Extracts from a graphics dataset:
--------------------

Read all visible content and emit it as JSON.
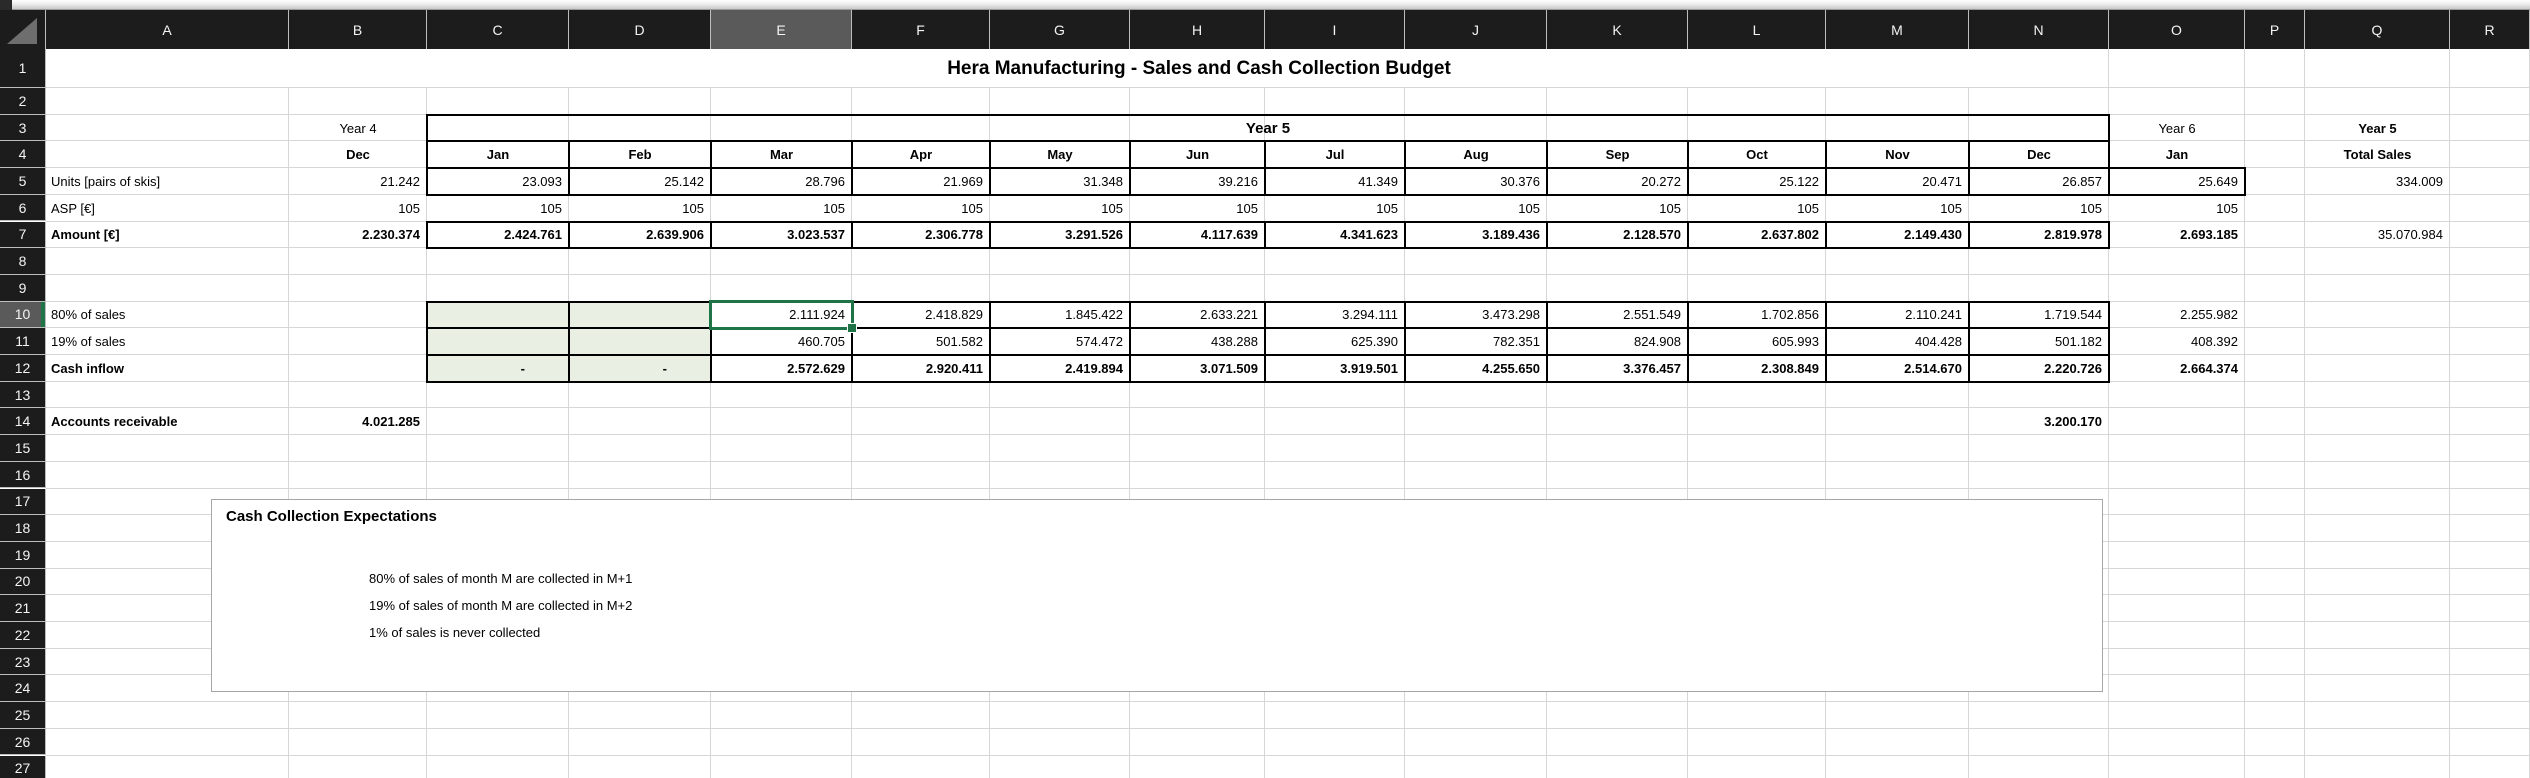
{
  "colors": {
    "accent_green": "#1E7446",
    "header_bg": "#1C1C1C",
    "header_selected_bg": "#5A5A5A",
    "grid_line": "#D6D6D6",
    "cell_border": "#000000",
    "green_input_fill": "#E9F0E3",
    "textbox_border": "#A6A6A6"
  },
  "sheet": {
    "columns": [
      "A",
      "B",
      "C",
      "D",
      "E",
      "F",
      "G",
      "H",
      "I",
      "J",
      "K",
      "L",
      "M",
      "N",
      "O",
      "P",
      "Q",
      "R"
    ],
    "visible_rows": 27,
    "selection": "E10",
    "title": "Hera Manufacturing - Sales and Cash Collection Budget",
    "year5_banner": "Year 5",
    "cells": [
      [
        "B3",
        "Year 4",
        "c",
        0
      ],
      [
        "O3",
        "Year 6",
        "c",
        0
      ],
      [
        "Q3",
        "Year 5",
        "c",
        1
      ],
      [
        "B4",
        "Dec",
        "c",
        1
      ],
      [
        "C4",
        "Jan",
        "c",
        1
      ],
      [
        "D4",
        "Feb",
        "c",
        1
      ],
      [
        "E4",
        "Mar",
        "c",
        1
      ],
      [
        "F4",
        "Apr",
        "c",
        1
      ],
      [
        "G4",
        "May",
        "c",
        1
      ],
      [
        "H4",
        "Jun",
        "c",
        1
      ],
      [
        "I4",
        "Jul",
        "c",
        1
      ],
      [
        "J4",
        "Aug",
        "c",
        1
      ],
      [
        "K4",
        "Sep",
        "c",
        1
      ],
      [
        "L4",
        "Oct",
        "c",
        1
      ],
      [
        "M4",
        "Nov",
        "c",
        1
      ],
      [
        "N4",
        "Dec",
        "c",
        1
      ],
      [
        "O4",
        "Jan",
        "c",
        1
      ],
      [
        "Q4",
        "Total Sales",
        "c",
        1
      ],
      [
        "A5",
        "Units [pairs of skis]",
        "l",
        0
      ],
      [
        "B5",
        "21.242",
        "r",
        0
      ],
      [
        "C5",
        "23.093",
        "r",
        0
      ],
      [
        "D5",
        "25.142",
        "r",
        0
      ],
      [
        "E5",
        "28.796",
        "r",
        0
      ],
      [
        "F5",
        "21.969",
        "r",
        0
      ],
      [
        "G5",
        "31.348",
        "r",
        0
      ],
      [
        "H5",
        "39.216",
        "r",
        0
      ],
      [
        "I5",
        "41.349",
        "r",
        0
      ],
      [
        "J5",
        "30.376",
        "r",
        0
      ],
      [
        "K5",
        "20.272",
        "r",
        0
      ],
      [
        "L5",
        "25.122",
        "r",
        0
      ],
      [
        "M5",
        "20.471",
        "r",
        0
      ],
      [
        "N5",
        "26.857",
        "r",
        0
      ],
      [
        "O5",
        "25.649",
        "r",
        0
      ],
      [
        "Q5",
        "334.009",
        "r",
        0
      ],
      [
        "A6",
        "ASP [€]",
        "l",
        0
      ],
      [
        "B6",
        "105",
        "r",
        0
      ],
      [
        "C6",
        "105",
        "r",
        0
      ],
      [
        "D6",
        "105",
        "r",
        0
      ],
      [
        "E6",
        "105",
        "r",
        0
      ],
      [
        "F6",
        "105",
        "r",
        0
      ],
      [
        "G6",
        "105",
        "r",
        0
      ],
      [
        "H6",
        "105",
        "r",
        0
      ],
      [
        "I6",
        "105",
        "r",
        0
      ],
      [
        "J6",
        "105",
        "r",
        0
      ],
      [
        "K6",
        "105",
        "r",
        0
      ],
      [
        "L6",
        "105",
        "r",
        0
      ],
      [
        "M6",
        "105",
        "r",
        0
      ],
      [
        "N6",
        "105",
        "r",
        0
      ],
      [
        "O6",
        "105",
        "r",
        0
      ],
      [
        "A7",
        "Amount [€]",
        "l",
        1
      ],
      [
        "B7",
        "2.230.374",
        "r",
        1
      ],
      [
        "C7",
        "2.424.761",
        "r",
        1
      ],
      [
        "D7",
        "2.639.906",
        "r",
        1
      ],
      [
        "E7",
        "3.023.537",
        "r",
        1
      ],
      [
        "F7",
        "2.306.778",
        "r",
        1
      ],
      [
        "G7",
        "3.291.526",
        "r",
        1
      ],
      [
        "H7",
        "4.117.639",
        "r",
        1
      ],
      [
        "I7",
        "4.341.623",
        "r",
        1
      ],
      [
        "J7",
        "3.189.436",
        "r",
        1
      ],
      [
        "K7",
        "2.128.570",
        "r",
        1
      ],
      [
        "L7",
        "2.637.802",
        "r",
        1
      ],
      [
        "M7",
        "2.149.430",
        "r",
        1
      ],
      [
        "N7",
        "2.819.978",
        "r",
        1
      ],
      [
        "O7",
        "2.693.185",
        "r",
        1
      ],
      [
        "Q7",
        "35.070.984",
        "r",
        0
      ],
      [
        "A10",
        "80% of sales",
        "l",
        0
      ],
      [
        "E10",
        "2.111.924",
        "r",
        0
      ],
      [
        "F10",
        "2.418.829",
        "r",
        0
      ],
      [
        "G10",
        "1.845.422",
        "r",
        0
      ],
      [
        "H10",
        "2.633.221",
        "r",
        0
      ],
      [
        "I10",
        "3.294.111",
        "r",
        0
      ],
      [
        "J10",
        "3.473.298",
        "r",
        0
      ],
      [
        "K10",
        "2.551.549",
        "r",
        0
      ],
      [
        "L10",
        "1.702.856",
        "r",
        0
      ],
      [
        "M10",
        "2.110.241",
        "r",
        0
      ],
      [
        "N10",
        "1.719.544",
        "r",
        0
      ],
      [
        "O10",
        "2.255.982",
        "r",
        0
      ],
      [
        "A11",
        "19% of sales",
        "l",
        0
      ],
      [
        "E11",
        "460.705",
        "r",
        0
      ],
      [
        "F11",
        "501.582",
        "r",
        0
      ],
      [
        "G11",
        "574.472",
        "r",
        0
      ],
      [
        "H11",
        "438.288",
        "r",
        0
      ],
      [
        "I11",
        "625.390",
        "r",
        0
      ],
      [
        "J11",
        "782.351",
        "r",
        0
      ],
      [
        "K11",
        "824.908",
        "r",
        0
      ],
      [
        "L11",
        "605.993",
        "r",
        0
      ],
      [
        "M11",
        "404.428",
        "r",
        0
      ],
      [
        "N11",
        "501.182",
        "r",
        0
      ],
      [
        "O11",
        "408.392",
        "r",
        0
      ],
      [
        "A12",
        "Cash inflow",
        "l",
        1
      ],
      [
        "C12",
        "-",
        "d",
        0
      ],
      [
        "D12",
        "-",
        "d",
        0
      ],
      [
        "E12",
        "2.572.629",
        "r",
        1
      ],
      [
        "F12",
        "2.920.411",
        "r",
        1
      ],
      [
        "G12",
        "2.419.894",
        "r",
        1
      ],
      [
        "H12",
        "3.071.509",
        "r",
        1
      ],
      [
        "I12",
        "3.919.501",
        "r",
        1
      ],
      [
        "J12",
        "4.255.650",
        "r",
        1
      ],
      [
        "K12",
        "3.376.457",
        "r",
        1
      ],
      [
        "L12",
        "2.308.849",
        "r",
        1
      ],
      [
        "M12",
        "2.514.670",
        "r",
        1
      ],
      [
        "N12",
        "2.220.726",
        "r",
        1
      ],
      [
        "O12",
        "2.664.374",
        "r",
        1
      ],
      [
        "A14",
        "Accounts receivable",
        "l",
        1
      ],
      [
        "B14",
        "4.021.285",
        "r",
        1
      ],
      [
        "N14",
        "3.200.170",
        "r",
        1
      ]
    ],
    "textbox": {
      "title": "Cash Collection Expectations",
      "lines": [
        "80% of sales of month M are collected in M+1",
        "19% of sales of month M are collected in M+2",
        "1% of sales is never collected"
      ]
    }
  }
}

--------------------

→ **Task directions**: Copy all of the entries verbatim, leaving out any pictures they contain.

→ **Solution for this exercise**:
Read all visible content and emit it as JSON.
{
  "colors": {
    "accent_green": "#1E7446",
    "header_bg": "#1C1C1C",
    "header_selected_bg": "#5A5A5A",
    "grid_line": "#D6D6D6",
    "cell_border": "#000000",
    "green_input_fill": "#E9F0E3",
    "textbox_border": "#A6A6A6"
  },
  "sheet": {
    "columns": [
      "A",
      "B",
      "C",
      "D",
      "E",
      "F",
      "G",
      "H",
      "I",
      "J",
      "K",
      "L",
      "M",
      "N",
      "O",
      "P",
      "Q",
      "R"
    ],
    "visible_rows": 27,
    "selection": "E10",
    "title": "Hera Manufacturing - Sales and Cash Collection Budget",
    "year5_banner": "Year 5",
    "cells": [
      [
        "B3",
        "Year 4",
        "c",
        0
      ],
      [
        "O3",
        "Year 6",
        "c",
        0
      ],
      [
        "Q3",
        "Year 5",
        "c",
        1
      ],
      [
        "B4",
        "Dec",
        "c",
        1
      ],
      [
        "C4",
        "Jan",
        "c",
        1
      ],
      [
        "D4",
        "Feb",
        "c",
        1
      ],
      [
        "E4",
        "Mar",
        "c",
        1
      ],
      [
        "F4",
        "Apr",
        "c",
        1
      ],
      [
        "G4",
        "May",
        "c",
        1
      ],
      [
        "H4",
        "Jun",
        "c",
        1
      ],
      [
        "I4",
        "Jul",
        "c",
        1
      ],
      [
        "J4",
        "Aug",
        "c",
        1
      ],
      [
        "K4",
        "Sep",
        "c",
        1
      ],
      [
        "L4",
        "Oct",
        "c",
        1
      ],
      [
        "M4",
        "Nov",
        "c",
        1
      ],
      [
        "N4",
        "Dec",
        "c",
        1
      ],
      [
        "O4",
        "Jan",
        "c",
        1
      ],
      [
        "Q4",
        "Total Sales",
        "c",
        1
      ],
      [
        "A5",
        "Units [pairs of skis]",
        "l",
        0
      ],
      [
        "B5",
        "21.242",
        "r",
        0
      ],
      [
        "C5",
        "23.093",
        "r",
        0
      ],
      [
        "D5",
        "25.142",
        "r",
        0
      ],
      [
        "E5",
        "28.796",
        "r",
        0
      ],
      [
        "F5",
        "21.969",
        "r",
        0
      ],
      [
        "G5",
        "31.348",
        "r",
        0
      ],
      [
        "H5",
        "39.216",
        "r",
        0
      ],
      [
        "I5",
        "41.349",
        "r",
        0
      ],
      [
        "J5",
        "30.376",
        "r",
        0
      ],
      [
        "K5",
        "20.272",
        "r",
        0
      ],
      [
        "L5",
        "25.122",
        "r",
        0
      ],
      [
        "M5",
        "20.471",
        "r",
        0
      ],
      [
        "N5",
        "26.857",
        "r",
        0
      ],
      [
        "O5",
        "25.649",
        "r",
        0
      ],
      [
        "Q5",
        "334.009",
        "r",
        0
      ],
      [
        "A6",
        "ASP [€]",
        "l",
        0
      ],
      [
        "B6",
        "105",
        "r",
        0
      ],
      [
        "C6",
        "105",
        "r",
        0
      ],
      [
        "D6",
        "105",
        "r",
        0
      ],
      [
        "E6",
        "105",
        "r",
        0
      ],
      [
        "F6",
        "105",
        "r",
        0
      ],
      [
        "G6",
        "105",
        "r",
        0
      ],
      [
        "H6",
        "105",
        "r",
        0
      ],
      [
        "I6",
        "105",
        "r",
        0
      ],
      [
        "J6",
        "105",
        "r",
        0
      ],
      [
        "K6",
        "105",
        "r",
        0
      ],
      [
        "L6",
        "105",
        "r",
        0
      ],
      [
        "M6",
        "105",
        "r",
        0
      ],
      [
        "N6",
        "105",
        "r",
        0
      ],
      [
        "O6",
        "105",
        "r",
        0
      ],
      [
        "A7",
        "Amount [€]",
        "l",
        1
      ],
      [
        "B7",
        "2.230.374",
        "r",
        1
      ],
      [
        "C7",
        "2.424.761",
        "r",
        1
      ],
      [
        "D7",
        "2.639.906",
        "r",
        1
      ],
      [
        "E7",
        "3.023.537",
        "r",
        1
      ],
      [
        "F7",
        "2.306.778",
        "r",
        1
      ],
      [
        "G7",
        "3.291.526",
        "r",
        1
      ],
      [
        "H7",
        "4.117.639",
        "r",
        1
      ],
      [
        "I7",
        "4.341.623",
        "r",
        1
      ],
      [
        "J7",
        "3.189.436",
        "r",
        1
      ],
      [
        "K7",
        "2.128.570",
        "r",
        1
      ],
      [
        "L7",
        "2.637.802",
        "r",
        1
      ],
      [
        "M7",
        "2.149.430",
        "r",
        1
      ],
      [
        "N7",
        "2.819.978",
        "r",
        1
      ],
      [
        "O7",
        "2.693.185",
        "r",
        1
      ],
      [
        "Q7",
        "35.070.984",
        "r",
        0
      ],
      [
        "A10",
        "80% of sales",
        "l",
        0
      ],
      [
        "E10",
        "2.111.924",
        "r",
        0
      ],
      [
        "F10",
        "2.418.829",
        "r",
        0
      ],
      [
        "G10",
        "1.845.422",
        "r",
        0
      ],
      [
        "H10",
        "2.633.221",
        "r",
        0
      ],
      [
        "I10",
        "3.294.111",
        "r",
        0
      ],
      [
        "J10",
        "3.473.298",
        "r",
        0
      ],
      [
        "K10",
        "2.551.549",
        "r",
        0
      ],
      [
        "L10",
        "1.702.856",
        "r",
        0
      ],
      [
        "M10",
        "2.110.241",
        "r",
        0
      ],
      [
        "N10",
        "1.719.544",
        "r",
        0
      ],
      [
        "O10",
        "2.255.982",
        "r",
        0
      ],
      [
        "A11",
        "19% of sales",
        "l",
        0
      ],
      [
        "E11",
        "460.705",
        "r",
        0
      ],
      [
        "F11",
        "501.582",
        "r",
        0
      ],
      [
        "G11",
        "574.472",
        "r",
        0
      ],
      [
        "H11",
        "438.288",
        "r",
        0
      ],
      [
        "I11",
        "625.390",
        "r",
        0
      ],
      [
        "J11",
        "782.351",
        "r",
        0
      ],
      [
        "K11",
        "824.908",
        "r",
        0
      ],
      [
        "L11",
        "605.993",
        "r",
        0
      ],
      [
        "M11",
        "404.428",
        "r",
        0
      ],
      [
        "N11",
        "501.182",
        "r",
        0
      ],
      [
        "O11",
        "408.392",
        "r",
        0
      ],
      [
        "A12",
        "Cash inflow",
        "l",
        1
      ],
      [
        "C12",
        "-",
        "d",
        0
      ],
      [
        "D12",
        "-",
        "d",
        0
      ],
      [
        "E12",
        "2.572.629",
        "r",
        1
      ],
      [
        "F12",
        "2.920.411",
        "r",
        1
      ],
      [
        "G12",
        "2.419.894",
        "r",
        1
      ],
      [
        "H12",
        "3.071.509",
        "r",
        1
      ],
      [
        "I12",
        "3.919.501",
        "r",
        1
      ],
      [
        "J12",
        "4.255.650",
        "r",
        1
      ],
      [
        "K12",
        "3.376.457",
        "r",
        1
      ],
      [
        "L12",
        "2.308.849",
        "r",
        1
      ],
      [
        "M12",
        "2.514.670",
        "r",
        1
      ],
      [
        "N12",
        "2.220.726",
        "r",
        1
      ],
      [
        "O12",
        "2.664.374",
        "r",
        1
      ],
      [
        "A14",
        "Accounts receivable",
        "l",
        1
      ],
      [
        "B14",
        "4.021.285",
        "r",
        1
      ],
      [
        "N14",
        "3.200.170",
        "r",
        1
      ]
    ],
    "textbox": {
      "title": "Cash Collection Expectations",
      "lines": [
        "80% of sales of month M are collected in M+1",
        "19% of sales of month M are collected in M+2",
        "1% of sales is never collected"
      ]
    }
  }
}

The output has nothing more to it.